START EXERCISE DATA

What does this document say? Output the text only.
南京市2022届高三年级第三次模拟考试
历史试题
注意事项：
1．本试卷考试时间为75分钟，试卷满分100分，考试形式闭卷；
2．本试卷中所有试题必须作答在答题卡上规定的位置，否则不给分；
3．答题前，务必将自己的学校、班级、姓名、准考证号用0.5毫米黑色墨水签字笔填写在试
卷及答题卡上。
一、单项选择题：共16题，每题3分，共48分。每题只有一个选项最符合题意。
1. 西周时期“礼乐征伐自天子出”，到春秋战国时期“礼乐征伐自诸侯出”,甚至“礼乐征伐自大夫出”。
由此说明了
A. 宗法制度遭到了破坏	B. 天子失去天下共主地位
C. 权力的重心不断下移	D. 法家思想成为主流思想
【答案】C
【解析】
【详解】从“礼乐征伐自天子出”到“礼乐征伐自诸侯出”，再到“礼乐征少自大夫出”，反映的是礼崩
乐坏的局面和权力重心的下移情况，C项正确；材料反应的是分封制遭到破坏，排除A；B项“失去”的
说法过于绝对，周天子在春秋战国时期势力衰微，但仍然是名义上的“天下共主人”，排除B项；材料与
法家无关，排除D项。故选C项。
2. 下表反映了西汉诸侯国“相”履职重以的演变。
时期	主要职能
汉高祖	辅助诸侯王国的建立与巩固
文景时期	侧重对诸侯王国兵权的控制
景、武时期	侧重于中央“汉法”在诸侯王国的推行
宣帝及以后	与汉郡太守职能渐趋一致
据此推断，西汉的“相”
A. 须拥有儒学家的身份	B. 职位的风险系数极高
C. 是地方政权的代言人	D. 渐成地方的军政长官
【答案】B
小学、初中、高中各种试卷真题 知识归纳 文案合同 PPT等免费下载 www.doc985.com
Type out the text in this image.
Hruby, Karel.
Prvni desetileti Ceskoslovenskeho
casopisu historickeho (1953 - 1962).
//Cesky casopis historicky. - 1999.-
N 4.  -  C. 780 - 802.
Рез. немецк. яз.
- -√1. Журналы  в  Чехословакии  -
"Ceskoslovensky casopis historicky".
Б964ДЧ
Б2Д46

END EXERCISE DATA

> **AIM**
The records above should all be quoted exactly, please.

> **PROBLEM SOLUTION**
What does this document say? Output the text only.
南京市2022届高三年级第三次模拟考试
历史试题
注意事项：
1．本试卷考试时间为75分钟，试卷满分100分，考试形式闭卷；
2．本试卷中所有试题必须作答在答题卡上规定的位置，否则不给分；
3．答题前，务必将自己的学校、班级、姓名、准考证号用0.5毫米黑色墨水签字笔填写在试
卷及答题卡上。
一、单项选择题：共16题，每题3分，共48分。每题只有一个选项最符合题意。
1. 西周时期“礼乐征伐自天子出”，到春秋战国时期“礼乐征伐自诸侯出”,甚至“礼乐征伐自大夫出”。
由此说明了
A. 宗法制度遭到了破坏	B. 天子失去天下共主地位
C. 权力的重心不断下移	D. 法家思想成为主流思想
【答案】C
【解析】
【详解】从“礼乐征伐自天子出”到“礼乐征伐自诸侯出”，再到“礼乐征少自大夫出”，反映的是礼崩
乐坏的局面和权力重心的下移情况，C项正确；材料反应的是分封制遭到破坏，排除A；B项“失去”的
说法过于绝对，周天子在春秋战国时期势力衰微，但仍然是名义上的“天下共主人”，排除B项；材料与
法家无关，排除D项。故选C项。
2. 下表反映了西汉诸侯国“相”履职重以的演变。
时期	主要职能
汉高祖	辅助诸侯王国的建立与巩固
文景时期	侧重对诸侯王国兵权的控制
景、武时期	侧重于中央“汉法”在诸侯王国的推行
宣帝及以后	与汉郡太守职能渐趋一致
据此推断，西汉的“相”
A. 须拥有儒学家的身份	B. 职位的风险系数极高
C. 是地方政权的代言人	D. 渐成地方的军政长官
【答案】B
小学、初中、高中各种试卷真题 知识归纳 文案合同 PPT等免费下载 www.doc985.com
Type out the text in this image.
Hruby, Karel.
Prvni desetileti Ceskoslovenskeho
casopisu historickeho (1953 - 1962).
//Cesky casopis historicky. - 1999.-
N 4.  -  C. 780 - 802.
Рез. немецк. яз.
- -√1. Журналы  в  Чехословакии  -
"Ceskoslovensky casopis historicky".
Б964ДЧ
Б2Д46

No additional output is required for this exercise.